| Exercise |
Copy every row below word for word, without changing a single character.

Records from a collection:
_ _ _ _ _ _ _
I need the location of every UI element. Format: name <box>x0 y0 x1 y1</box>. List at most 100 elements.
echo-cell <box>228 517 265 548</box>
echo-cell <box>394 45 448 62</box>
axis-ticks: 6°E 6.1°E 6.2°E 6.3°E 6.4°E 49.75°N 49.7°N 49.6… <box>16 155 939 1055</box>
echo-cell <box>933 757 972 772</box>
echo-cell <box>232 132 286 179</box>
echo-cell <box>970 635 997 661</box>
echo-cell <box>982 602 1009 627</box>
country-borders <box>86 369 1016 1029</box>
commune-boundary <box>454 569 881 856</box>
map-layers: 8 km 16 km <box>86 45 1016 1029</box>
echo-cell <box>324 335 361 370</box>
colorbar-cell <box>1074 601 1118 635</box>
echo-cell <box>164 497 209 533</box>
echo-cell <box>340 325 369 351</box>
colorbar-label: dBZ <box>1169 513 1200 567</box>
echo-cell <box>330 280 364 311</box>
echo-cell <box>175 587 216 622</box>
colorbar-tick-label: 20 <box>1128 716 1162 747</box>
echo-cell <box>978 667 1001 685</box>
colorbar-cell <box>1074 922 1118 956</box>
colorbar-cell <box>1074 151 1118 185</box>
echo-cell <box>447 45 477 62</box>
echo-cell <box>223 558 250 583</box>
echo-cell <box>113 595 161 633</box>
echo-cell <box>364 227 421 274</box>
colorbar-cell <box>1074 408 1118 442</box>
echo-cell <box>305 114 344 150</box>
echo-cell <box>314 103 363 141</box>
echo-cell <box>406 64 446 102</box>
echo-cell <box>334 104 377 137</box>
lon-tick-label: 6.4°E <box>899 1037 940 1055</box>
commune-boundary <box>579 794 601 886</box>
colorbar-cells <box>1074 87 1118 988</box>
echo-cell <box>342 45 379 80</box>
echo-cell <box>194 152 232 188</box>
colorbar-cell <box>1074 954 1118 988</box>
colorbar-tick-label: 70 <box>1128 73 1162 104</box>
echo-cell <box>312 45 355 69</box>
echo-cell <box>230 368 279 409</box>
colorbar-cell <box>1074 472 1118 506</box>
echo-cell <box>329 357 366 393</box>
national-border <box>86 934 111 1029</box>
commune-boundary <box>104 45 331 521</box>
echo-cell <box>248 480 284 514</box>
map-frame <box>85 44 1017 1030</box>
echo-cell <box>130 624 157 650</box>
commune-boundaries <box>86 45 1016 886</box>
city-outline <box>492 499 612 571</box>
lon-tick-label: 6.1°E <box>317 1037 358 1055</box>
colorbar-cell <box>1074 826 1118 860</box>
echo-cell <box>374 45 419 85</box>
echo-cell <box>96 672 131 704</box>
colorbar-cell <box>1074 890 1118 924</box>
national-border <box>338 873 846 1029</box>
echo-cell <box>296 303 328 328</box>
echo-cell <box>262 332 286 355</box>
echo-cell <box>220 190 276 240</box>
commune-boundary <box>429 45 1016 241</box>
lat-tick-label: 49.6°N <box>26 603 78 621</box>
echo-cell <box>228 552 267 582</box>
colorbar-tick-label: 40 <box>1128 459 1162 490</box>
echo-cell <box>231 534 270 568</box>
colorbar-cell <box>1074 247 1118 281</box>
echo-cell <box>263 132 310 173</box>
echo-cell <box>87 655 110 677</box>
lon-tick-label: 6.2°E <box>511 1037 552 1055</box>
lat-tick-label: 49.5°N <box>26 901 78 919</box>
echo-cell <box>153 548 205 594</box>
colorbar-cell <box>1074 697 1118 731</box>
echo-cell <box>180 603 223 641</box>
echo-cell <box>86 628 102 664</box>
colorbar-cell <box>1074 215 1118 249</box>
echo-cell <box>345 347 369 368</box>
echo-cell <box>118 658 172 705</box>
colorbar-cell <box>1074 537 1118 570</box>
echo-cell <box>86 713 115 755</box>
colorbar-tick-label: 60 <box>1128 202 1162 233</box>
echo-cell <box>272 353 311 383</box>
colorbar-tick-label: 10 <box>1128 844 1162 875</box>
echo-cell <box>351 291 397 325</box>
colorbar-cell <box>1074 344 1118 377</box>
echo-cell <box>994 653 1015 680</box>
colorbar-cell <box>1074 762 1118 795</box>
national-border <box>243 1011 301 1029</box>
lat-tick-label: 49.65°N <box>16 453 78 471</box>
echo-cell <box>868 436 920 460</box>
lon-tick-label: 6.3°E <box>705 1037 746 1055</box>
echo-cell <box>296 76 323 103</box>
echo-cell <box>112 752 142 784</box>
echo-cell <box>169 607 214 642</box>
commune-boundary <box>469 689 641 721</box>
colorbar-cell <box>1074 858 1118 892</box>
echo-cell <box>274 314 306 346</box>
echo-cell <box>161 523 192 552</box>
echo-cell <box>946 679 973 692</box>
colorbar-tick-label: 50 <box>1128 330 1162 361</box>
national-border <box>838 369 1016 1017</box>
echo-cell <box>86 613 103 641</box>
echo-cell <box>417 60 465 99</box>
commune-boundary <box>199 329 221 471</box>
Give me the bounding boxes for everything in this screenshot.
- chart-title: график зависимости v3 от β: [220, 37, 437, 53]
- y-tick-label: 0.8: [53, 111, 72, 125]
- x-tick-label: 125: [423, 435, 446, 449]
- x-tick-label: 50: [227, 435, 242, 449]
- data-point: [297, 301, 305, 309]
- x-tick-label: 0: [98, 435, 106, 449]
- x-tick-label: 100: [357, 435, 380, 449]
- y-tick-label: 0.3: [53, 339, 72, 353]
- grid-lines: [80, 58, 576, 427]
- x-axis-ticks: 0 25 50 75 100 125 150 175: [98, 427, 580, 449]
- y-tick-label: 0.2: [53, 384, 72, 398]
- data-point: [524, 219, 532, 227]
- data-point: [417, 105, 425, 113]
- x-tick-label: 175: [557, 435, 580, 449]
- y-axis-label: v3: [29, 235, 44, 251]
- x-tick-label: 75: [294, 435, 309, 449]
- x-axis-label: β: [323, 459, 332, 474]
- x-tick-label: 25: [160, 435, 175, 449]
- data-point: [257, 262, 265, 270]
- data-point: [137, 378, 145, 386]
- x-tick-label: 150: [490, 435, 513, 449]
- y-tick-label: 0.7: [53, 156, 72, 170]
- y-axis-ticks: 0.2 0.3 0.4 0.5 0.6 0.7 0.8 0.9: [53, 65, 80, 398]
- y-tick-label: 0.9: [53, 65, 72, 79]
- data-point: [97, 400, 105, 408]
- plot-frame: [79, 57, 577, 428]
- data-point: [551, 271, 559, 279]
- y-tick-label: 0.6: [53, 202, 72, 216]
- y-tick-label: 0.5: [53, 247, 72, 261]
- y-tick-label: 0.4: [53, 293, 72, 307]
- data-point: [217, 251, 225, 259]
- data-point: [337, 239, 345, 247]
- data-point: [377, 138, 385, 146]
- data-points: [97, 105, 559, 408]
_ _ _ _ _ _ _
| Problem solution |
I need the location of every UI element. Format: name <box>x0 y0 x1 y1</box>. List at most 100 elements.
echo-cell <box>228 517 265 548</box>
echo-cell <box>394 45 448 62</box>
axis-ticks: 6°E 6.1°E 6.2°E 6.3°E 6.4°E 49.75°N 49.7°N 49.6… <box>16 155 939 1055</box>
echo-cell <box>933 757 972 772</box>
echo-cell <box>232 132 286 179</box>
echo-cell <box>970 635 997 661</box>
echo-cell <box>982 602 1009 627</box>
country-borders <box>86 369 1016 1029</box>
commune-boundary <box>454 569 881 856</box>
map-layers: 8 km 16 km <box>86 45 1016 1029</box>
echo-cell <box>324 335 361 370</box>
colorbar-cell <box>1074 601 1118 635</box>
echo-cell <box>164 497 209 533</box>
echo-cell <box>340 325 369 351</box>
colorbar-label: dBZ <box>1169 513 1200 567</box>
echo-cell <box>330 280 364 311</box>
echo-cell <box>175 587 216 622</box>
colorbar-tick-label: 20 <box>1128 716 1162 747</box>
echo-cell <box>978 667 1001 685</box>
colorbar-cell <box>1074 922 1118 956</box>
colorbar-cell <box>1074 151 1118 185</box>
echo-cell <box>447 45 477 62</box>
echo-cell <box>223 558 250 583</box>
echo-cell <box>113 595 161 633</box>
echo-cell <box>364 227 421 274</box>
colorbar-cell <box>1074 408 1118 442</box>
echo-cell <box>305 114 344 150</box>
echo-cell <box>314 103 363 141</box>
echo-cell <box>406 64 446 102</box>
echo-cell <box>334 104 377 137</box>
lon-tick-label: 6.4°E <box>899 1037 940 1055</box>
commune-boundary <box>579 794 601 886</box>
colorbar-cells <box>1074 87 1118 988</box>
echo-cell <box>342 45 379 80</box>
echo-cell <box>194 152 232 188</box>
colorbar-cell <box>1074 954 1118 988</box>
colorbar-tick-label: 70 <box>1128 73 1162 104</box>
echo-cell <box>312 45 355 69</box>
echo-cell <box>230 368 279 409</box>
colorbar-cell <box>1074 472 1118 506</box>
echo-cell <box>329 357 366 393</box>
national-border <box>86 934 111 1029</box>
commune-boundary <box>104 45 331 521</box>
echo-cell <box>248 480 284 514</box>
map-frame <box>85 44 1017 1030</box>
echo-cell <box>130 624 157 650</box>
commune-boundaries <box>86 45 1016 886</box>
city-outline <box>492 499 612 571</box>
lon-tick-label: 6.1°E <box>317 1037 358 1055</box>
colorbar-cell <box>1074 826 1118 860</box>
echo-cell <box>374 45 419 85</box>
echo-cell <box>96 672 131 704</box>
colorbar-cell <box>1074 890 1118 924</box>
national-border <box>338 873 846 1029</box>
echo-cell <box>296 303 328 328</box>
echo-cell <box>262 332 286 355</box>
echo-cell <box>220 190 276 240</box>
commune-boundary <box>429 45 1016 241</box>
lat-tick-label: 49.6°N <box>26 603 78 621</box>
echo-cell <box>228 552 267 582</box>
colorbar-tick-label: 40 <box>1128 459 1162 490</box>
echo-cell <box>231 534 270 568</box>
colorbar-cell <box>1074 247 1118 281</box>
echo-cell <box>263 132 310 173</box>
echo-cell <box>87 655 110 677</box>
lon-tick-label: 6.2°E <box>511 1037 552 1055</box>
lat-tick-label: 49.5°N <box>26 901 78 919</box>
echo-cell <box>153 548 205 594</box>
colorbar-cell <box>1074 697 1118 731</box>
echo-cell <box>180 603 223 641</box>
echo-cell <box>86 628 102 664</box>
colorbar-cell <box>1074 215 1118 249</box>
echo-cell <box>345 347 369 368</box>
echo-cell <box>118 658 172 705</box>
colorbar-cell <box>1074 537 1118 570</box>
echo-cell <box>86 713 115 755</box>
colorbar-tick-label: 60 <box>1128 202 1162 233</box>
echo-cell <box>272 353 311 383</box>
colorbar-tick-label: 10 <box>1128 844 1162 875</box>
echo-cell <box>351 291 397 325</box>
colorbar-cell <box>1074 344 1118 377</box>
echo-cell <box>994 653 1015 680</box>
colorbar-cell <box>1074 762 1118 795</box>
national-border <box>243 1011 301 1029</box>
lat-tick-label: 49.65°N <box>16 453 78 471</box>
echo-cell <box>868 436 920 460</box>
lon-tick-label: 6.3°E <box>705 1037 746 1055</box>
echo-cell <box>296 76 323 103</box>
echo-cell <box>112 752 142 784</box>
echo-cell <box>169 607 214 642</box>
commune-boundary <box>469 689 641 721</box>
colorbar-cell <box>1074 858 1118 892</box>
echo-cell <box>274 314 306 346</box>
echo-cell <box>161 523 192 552</box>
echo-cell <box>946 679 973 692</box>
colorbar-tick-label: 50 <box>1128 330 1162 361</box>
national-border <box>838 369 1016 1017</box>
echo-cell <box>86 613 103 641</box>
echo-cell <box>417 60 465 99</box>
commune-boundary <box>199 329 221 471</box>
Give me the bounding boxes for everything in this screenshot.
- chart-title: график зависимости v3 от β: [220, 37, 437, 53]
- y-tick-label: 0.8: [53, 111, 72, 125]
- x-tick-label: 125: [423, 435, 446, 449]
- x-tick-label: 50: [227, 435, 242, 449]
- data-point: [297, 301, 305, 309]
- x-tick-label: 0: [98, 435, 106, 449]
- x-tick-label: 100: [357, 435, 380, 449]
- y-tick-label: 0.3: [53, 339, 72, 353]
- grid-lines: [80, 58, 576, 427]
- x-axis-ticks: 0 25 50 75 100 125 150 175: [98, 427, 580, 449]
- y-tick-label: 0.2: [53, 384, 72, 398]
- data-point: [524, 219, 532, 227]
- data-point: [417, 105, 425, 113]
- x-tick-label: 175: [557, 435, 580, 449]
- y-axis-label: v3: [29, 235, 44, 251]
- x-tick-label: 75: [294, 435, 309, 449]
- x-axis-label: β: [323, 459, 332, 474]
- x-tick-label: 25: [160, 435, 175, 449]
- data-point: [257, 262, 265, 270]
- data-point: [137, 378, 145, 386]
- x-tick-label: 150: [490, 435, 513, 449]
- y-tick-label: 0.7: [53, 156, 72, 170]
- y-axis-ticks: 0.2 0.3 0.4 0.5 0.6 0.7 0.8 0.9: [53, 65, 80, 398]
- y-tick-label: 0.9: [53, 65, 72, 79]
- data-point: [97, 400, 105, 408]
- plot-frame: [79, 57, 577, 428]
- data-point: [551, 271, 559, 279]
- y-tick-label: 0.6: [53, 202, 72, 216]
- y-tick-label: 0.5: [53, 247, 72, 261]
- y-tick-label: 0.4: [53, 293, 72, 307]
- data-point: [217, 251, 225, 259]
- data-point: [337, 239, 345, 247]
- data-point: [377, 138, 385, 146]
- data-points: [97, 105, 559, 408]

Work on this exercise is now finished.